» **TASK DESCRIPTION**
Your task is to transcribe all of the records exactly and leave out the pictures.

------------------------------------

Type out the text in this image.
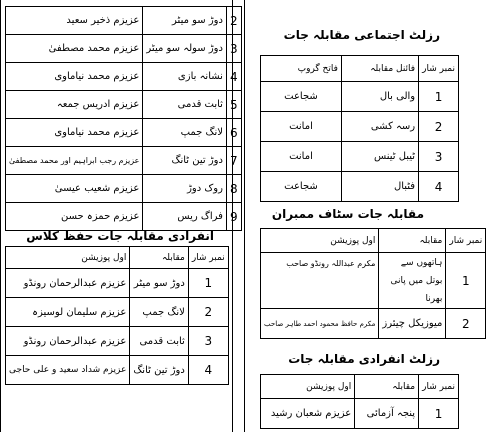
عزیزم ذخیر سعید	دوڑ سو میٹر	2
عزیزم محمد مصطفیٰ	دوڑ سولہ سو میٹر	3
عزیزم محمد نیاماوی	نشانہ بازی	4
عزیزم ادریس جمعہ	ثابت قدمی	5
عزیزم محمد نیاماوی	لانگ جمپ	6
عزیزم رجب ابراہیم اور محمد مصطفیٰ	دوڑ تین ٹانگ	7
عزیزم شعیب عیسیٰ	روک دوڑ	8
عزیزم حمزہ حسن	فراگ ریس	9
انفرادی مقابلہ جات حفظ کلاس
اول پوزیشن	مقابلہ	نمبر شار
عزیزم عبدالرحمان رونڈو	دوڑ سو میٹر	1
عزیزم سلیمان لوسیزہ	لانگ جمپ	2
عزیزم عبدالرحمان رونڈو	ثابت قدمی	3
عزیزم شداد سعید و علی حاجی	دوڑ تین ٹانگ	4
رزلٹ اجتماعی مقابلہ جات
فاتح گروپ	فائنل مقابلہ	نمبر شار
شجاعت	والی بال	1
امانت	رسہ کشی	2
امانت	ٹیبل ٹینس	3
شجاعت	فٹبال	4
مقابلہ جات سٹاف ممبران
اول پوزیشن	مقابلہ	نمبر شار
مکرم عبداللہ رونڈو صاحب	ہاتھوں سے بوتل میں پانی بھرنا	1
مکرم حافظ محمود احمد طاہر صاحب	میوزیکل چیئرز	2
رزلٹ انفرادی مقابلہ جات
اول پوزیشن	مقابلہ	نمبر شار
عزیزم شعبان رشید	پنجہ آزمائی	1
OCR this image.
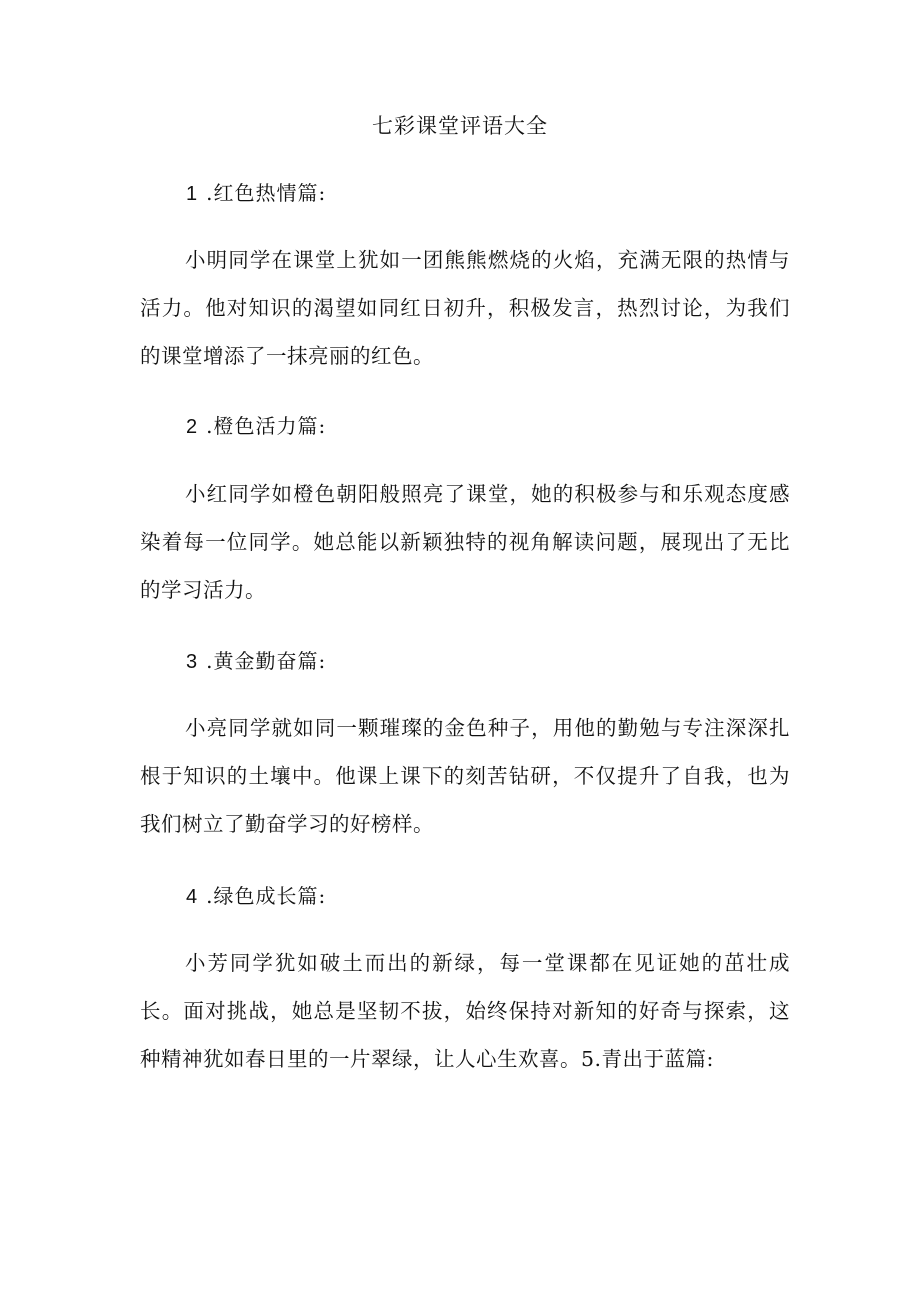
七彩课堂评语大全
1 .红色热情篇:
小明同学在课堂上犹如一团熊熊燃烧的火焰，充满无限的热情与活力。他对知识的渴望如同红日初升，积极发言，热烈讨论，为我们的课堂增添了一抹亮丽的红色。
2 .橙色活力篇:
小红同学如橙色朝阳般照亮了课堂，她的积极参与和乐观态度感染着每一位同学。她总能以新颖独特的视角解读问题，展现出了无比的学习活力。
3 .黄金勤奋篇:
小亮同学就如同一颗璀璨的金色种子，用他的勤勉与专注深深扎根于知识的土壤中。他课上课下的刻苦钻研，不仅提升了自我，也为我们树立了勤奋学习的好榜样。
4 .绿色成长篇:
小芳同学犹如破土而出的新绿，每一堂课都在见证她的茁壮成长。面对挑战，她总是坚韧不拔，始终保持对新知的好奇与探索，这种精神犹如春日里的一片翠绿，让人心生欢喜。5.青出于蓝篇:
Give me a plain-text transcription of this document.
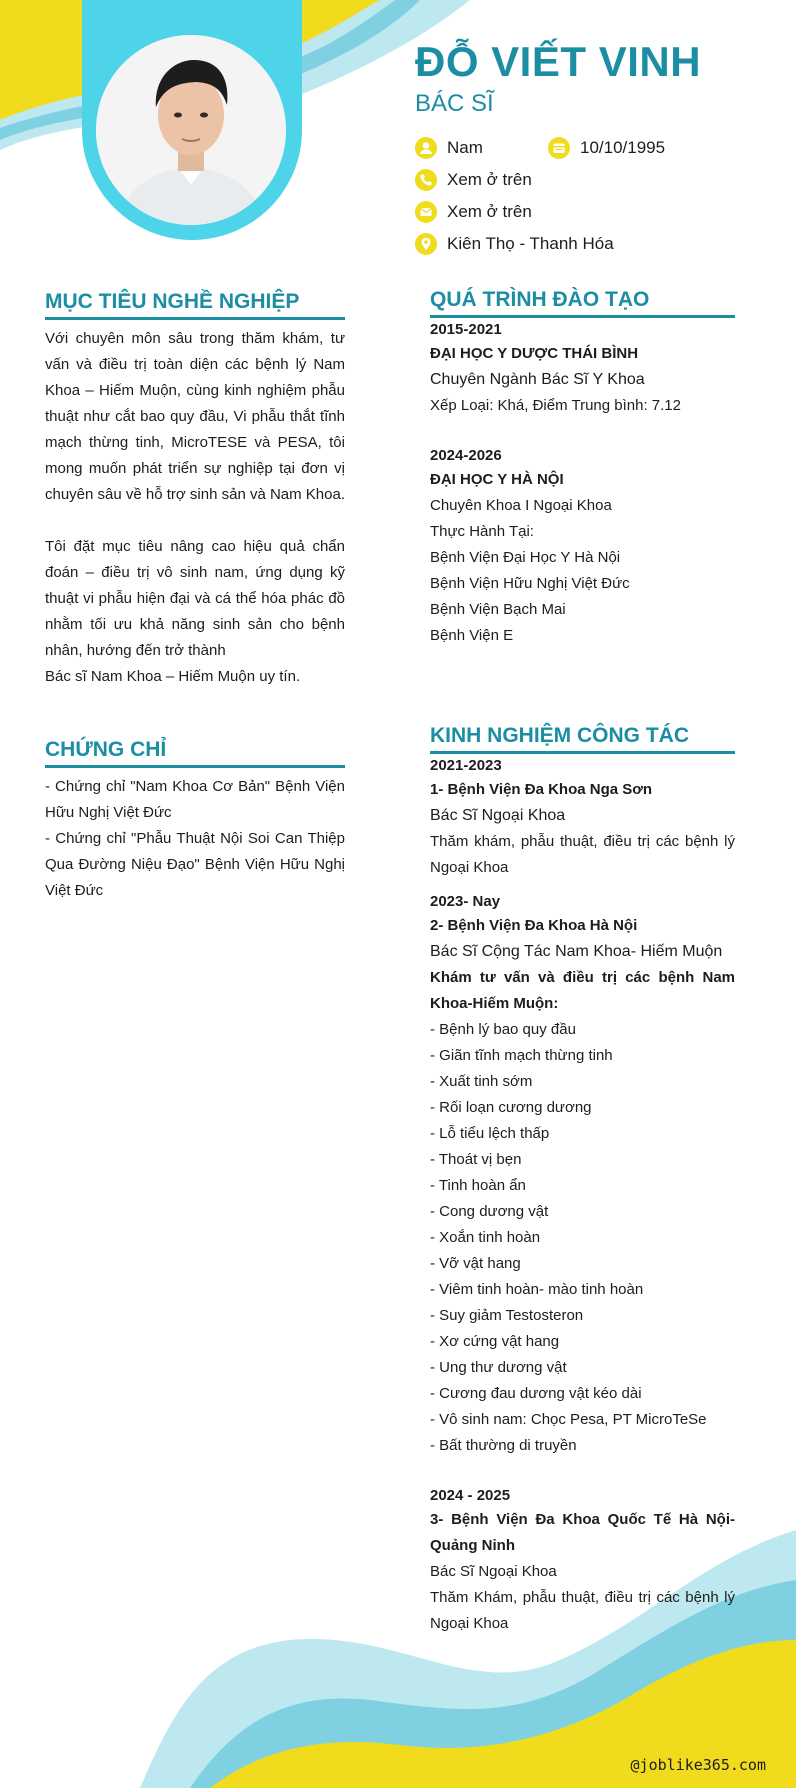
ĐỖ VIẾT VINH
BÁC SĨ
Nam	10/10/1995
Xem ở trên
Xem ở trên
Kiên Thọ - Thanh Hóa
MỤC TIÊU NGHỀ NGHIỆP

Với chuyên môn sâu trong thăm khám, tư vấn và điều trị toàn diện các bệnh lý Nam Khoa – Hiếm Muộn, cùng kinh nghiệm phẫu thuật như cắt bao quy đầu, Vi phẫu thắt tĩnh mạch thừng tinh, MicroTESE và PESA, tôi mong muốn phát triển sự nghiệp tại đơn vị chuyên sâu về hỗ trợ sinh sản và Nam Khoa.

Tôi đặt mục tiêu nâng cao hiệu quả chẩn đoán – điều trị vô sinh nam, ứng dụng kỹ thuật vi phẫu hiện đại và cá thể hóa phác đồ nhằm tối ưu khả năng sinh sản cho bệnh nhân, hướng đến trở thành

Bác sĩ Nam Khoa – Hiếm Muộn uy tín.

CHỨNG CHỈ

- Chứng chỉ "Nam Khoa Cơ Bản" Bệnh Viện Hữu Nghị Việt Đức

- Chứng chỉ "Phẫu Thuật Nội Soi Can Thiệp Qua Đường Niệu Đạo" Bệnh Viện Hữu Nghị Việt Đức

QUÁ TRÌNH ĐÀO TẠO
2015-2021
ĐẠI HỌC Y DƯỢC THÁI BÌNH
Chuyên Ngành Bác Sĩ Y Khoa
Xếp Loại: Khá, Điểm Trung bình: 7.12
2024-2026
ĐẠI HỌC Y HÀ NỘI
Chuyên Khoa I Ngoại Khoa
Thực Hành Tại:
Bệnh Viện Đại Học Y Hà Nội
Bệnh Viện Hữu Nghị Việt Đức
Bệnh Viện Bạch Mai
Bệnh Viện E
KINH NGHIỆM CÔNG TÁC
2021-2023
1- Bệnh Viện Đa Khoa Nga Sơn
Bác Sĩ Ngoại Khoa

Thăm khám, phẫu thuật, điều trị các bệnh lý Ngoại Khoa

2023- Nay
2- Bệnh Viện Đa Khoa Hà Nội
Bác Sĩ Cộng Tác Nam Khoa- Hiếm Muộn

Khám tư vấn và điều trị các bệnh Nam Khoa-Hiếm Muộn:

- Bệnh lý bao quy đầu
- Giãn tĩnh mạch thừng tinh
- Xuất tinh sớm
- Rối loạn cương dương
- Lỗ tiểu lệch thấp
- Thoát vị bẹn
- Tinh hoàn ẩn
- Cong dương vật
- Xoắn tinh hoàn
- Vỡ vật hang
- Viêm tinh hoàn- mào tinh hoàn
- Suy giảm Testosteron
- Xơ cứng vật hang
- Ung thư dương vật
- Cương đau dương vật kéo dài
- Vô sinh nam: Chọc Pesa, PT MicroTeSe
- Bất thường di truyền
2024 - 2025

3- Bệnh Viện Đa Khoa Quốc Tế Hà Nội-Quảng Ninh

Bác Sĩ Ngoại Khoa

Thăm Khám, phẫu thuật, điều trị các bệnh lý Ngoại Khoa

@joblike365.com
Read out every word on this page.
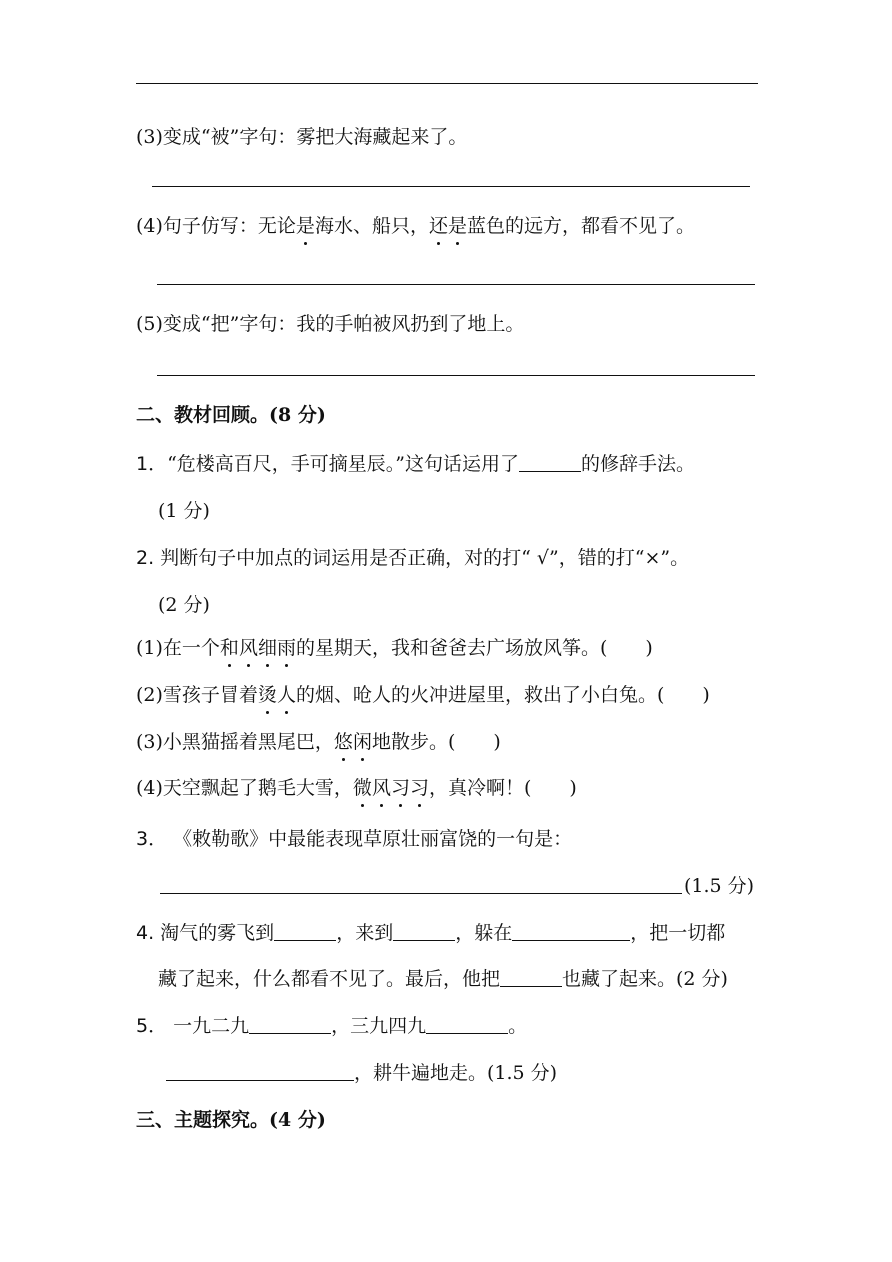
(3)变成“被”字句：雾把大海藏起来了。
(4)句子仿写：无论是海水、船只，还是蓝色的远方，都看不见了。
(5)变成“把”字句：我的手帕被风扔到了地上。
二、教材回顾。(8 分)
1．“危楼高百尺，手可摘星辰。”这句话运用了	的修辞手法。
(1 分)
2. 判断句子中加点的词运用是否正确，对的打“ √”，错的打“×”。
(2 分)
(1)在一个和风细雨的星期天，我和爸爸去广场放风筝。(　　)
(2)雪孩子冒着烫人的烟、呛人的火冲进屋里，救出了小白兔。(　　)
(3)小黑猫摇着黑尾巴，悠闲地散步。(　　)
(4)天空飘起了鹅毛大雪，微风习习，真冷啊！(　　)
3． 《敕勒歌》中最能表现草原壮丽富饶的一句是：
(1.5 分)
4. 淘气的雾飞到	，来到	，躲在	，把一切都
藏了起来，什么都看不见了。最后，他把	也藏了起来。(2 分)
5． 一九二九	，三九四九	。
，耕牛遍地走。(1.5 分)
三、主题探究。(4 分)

------------------------------------

» **FINAL RESULT**
Type out the text in this image.
عزیزم ذخیر سعید	دوڑ سو میٹر	2
عزیزم محمد مصطفیٰ	دوڑ سولہ سو میٹر	3
عزیزم محمد نیاماوی	نشانہ بازی	4
عزیزم ادریس جمعہ	ثابت قدمی	5
عزیزم محمد نیاماوی	لانگ جمپ	6
عزیزم رجب ابراہیم اور محمد مصطفیٰ	دوڑ تین ٹانگ	7
عزیزم شعیب عیسیٰ	روک دوڑ	8
عزیزم حمزہ حسن	فراگ ریس	9
انفرادی مقابلہ جات حفظ کلاس
اول پوزیشن	مقابلہ	نمبر شار
عزیزم عبدالرحمان رونڈو	دوڑ سو میٹر	1
عزیزم سلیمان لوسیزہ	لانگ جمپ	2
عزیزم عبدالرحمان رونڈو	ثابت قدمی	3
عزیزم شداد سعید و علی حاجی	دوڑ تین ٹانگ	4
رزلٹ اجتماعی مقابلہ جات
فاتح گروپ	فائنل مقابلہ	نمبر شار
شجاعت	والی بال	1
امانت	رسہ کشی	2
امانت	ٹیبل ٹینس	3
شجاعت	فٹبال	4
مقابلہ جات سٹاف ممبران
اول پوزیشن	مقابلہ	نمبر شار
مکرم عبداللہ رونڈو صاحب	ہاتھوں سے بوتل میں پانی بھرنا	1
مکرم حافظ محمود احمد طاہر صاحب	میوزیکل چیئرز	2
رزلٹ انفرادی مقابلہ جات
اول پوزیشن	مقابلہ	نمبر شار
عزیزم شعبان رشید	پنجہ آزمائی	1
OCR this image.
七彩课堂评语大全
1 .红色热情篇:
小明同学在课堂上犹如一团熊熊燃烧的火焰，充满无限的热情与活力。他对知识的渴望如同红日初升，积极发言，热烈讨论，为我们的课堂增添了一抹亮丽的红色。
2 .橙色活力篇:
小红同学如橙色朝阳般照亮了课堂，她的积极参与和乐观态度感染着每一位同学。她总能以新颖独特的视角解读问题，展现出了无比的学习活力。
3 .黄金勤奋篇:
小亮同学就如同一颗璀璨的金色种子，用他的勤勉与专注深深扎根于知识的土壤中。他课上课下的刻苦钻研，不仅提升了自我，也为我们树立了勤奋学习的好榜样。
4 .绿色成长篇:
小芳同学犹如破土而出的新绿，每一堂课都在见证她的茁壮成长。面对挑战，她总是坚韧不拔，始终保持对新知的好奇与探索，这种精神犹如春日里的一片翠绿，让人心生欢喜。5.青出于蓝篇:
Give me a plain-text transcription of this document.
ĐỖ VIẾT VINH
BÁC SĨ
Nam	10/10/1995
Xem ở trên
Xem ở trên
Kiên Thọ - Thanh Hóa
MỤC TIÊU NGHỀ NGHIỆP

Với chuyên môn sâu trong thăm khám, tư vấn và điều trị toàn diện các bệnh lý Nam Khoa – Hiếm Muộn, cùng kinh nghiệm phẫu thuật như cắt bao quy đầu, Vi phẫu thắt tĩnh mạch thừng tinh, MicroTESE và PESA, tôi mong muốn phát triển sự nghiệp tại đơn vị chuyên sâu về hỗ trợ sinh sản và Nam Khoa.

Tôi đặt mục tiêu nâng cao hiệu quả chẩn đoán – điều trị vô sinh nam, ứng dụng kỹ thuật vi phẫu hiện đại và cá thể hóa phác đồ nhằm tối ưu khả năng sinh sản cho bệnh nhân, hướng đến trở thành

Bác sĩ Nam Khoa – Hiếm Muộn uy tín.

CHỨNG CHỈ

- Chứng chỉ "Nam Khoa Cơ Bản" Bệnh Viện Hữu Nghị Việt Đức

- Chứng chỉ "Phẫu Thuật Nội Soi Can Thiệp Qua Đường Niệu Đạo" Bệnh Viện Hữu Nghị Việt Đức

QUÁ TRÌNH ĐÀO TẠO
2015-2021
ĐẠI HỌC Y DƯỢC THÁI BÌNH
Chuyên Ngành Bác Sĩ Y Khoa
Xếp Loại: Khá, Điểm Trung bình: 7.12
2024-2026
ĐẠI HỌC Y HÀ NỘI
Chuyên Khoa I Ngoại Khoa
Thực Hành Tại:
Bệnh Viện Đại Học Y Hà Nội
Bệnh Viện Hữu Nghị Việt Đức
Bệnh Viện Bạch Mai
Bệnh Viện E
KINH NGHIỆM CÔNG TÁC
2021-2023
1- Bệnh Viện Đa Khoa Nga Sơn
Bác Sĩ Ngoại Khoa

Thăm khám, phẫu thuật, điều trị các bệnh lý Ngoại Khoa

2023- Nay
2- Bệnh Viện Đa Khoa Hà Nội
Bác Sĩ Cộng Tác Nam Khoa- Hiếm Muộn

Khám tư vấn và điều trị các bệnh Nam Khoa-Hiếm Muộn:

- Bệnh lý bao quy đầu
- Giãn tĩnh mạch thừng tinh
- Xuất tinh sớm
- Rối loạn cương dương
- Lỗ tiểu lệch thấp
- Thoát vị bẹn
- Tinh hoàn ẩn
- Cong dương vật
- Xoắn tinh hoàn
- Vỡ vật hang
- Viêm tinh hoàn- mào tinh hoàn
- Suy giảm Testosteron
- Xơ cứng vật hang
- Ung thư dương vật
- Cương đau dương vật kéo dài
- Vô sinh nam: Chọc Pesa, PT MicroTeSe
- Bất thường di truyền
2024 - 2025

3- Bệnh Viện Đa Khoa Quốc Tế Hà Nội-Quảng Ninh

Bác Sĩ Ngoại Khoa

Thăm Khám, phẫu thuật, điều trị các bệnh lý Ngoại Khoa

@joblike365.com
Read out every word on this page.
(3)变成“被”字句：雾把大海藏起来了。
(4)句子仿写：无论是海水、船只，还是蓝色的远方，都看不见了。
(5)变成“把”字句：我的手帕被风扔到了地上。
二、教材回顾。(8 分)
1．“危楼高百尺，手可摘星辰。”这句话运用了	的修辞手法。
(1 分)
2. 判断句子中加点的词运用是否正确，对的打“ √”，错的打“×”。
(2 分)
(1)在一个和风细雨的星期天，我和爸爸去广场放风筝。(　　)
(2)雪孩子冒着烫人的烟、呛人的火冲进屋里，救出了小白兔。(　　)
(3)小黑猫摇着黑尾巴，悠闲地散步。(　　)
(4)天空飘起了鹅毛大雪，微风习习，真冷啊！(　　)
3． 《敕勒歌》中最能表现草原壮丽富饶的一句是：
(1.5 分)
4. 淘气的雾飞到	，来到	，躲在	，把一切都
藏了起来，什么都看不见了。最后，他把	也藏了起来。(2 分)
5． 一九二九	，三九四九	。
，耕牛遍地走。(1.5 分)
三、主题探究。(4 分)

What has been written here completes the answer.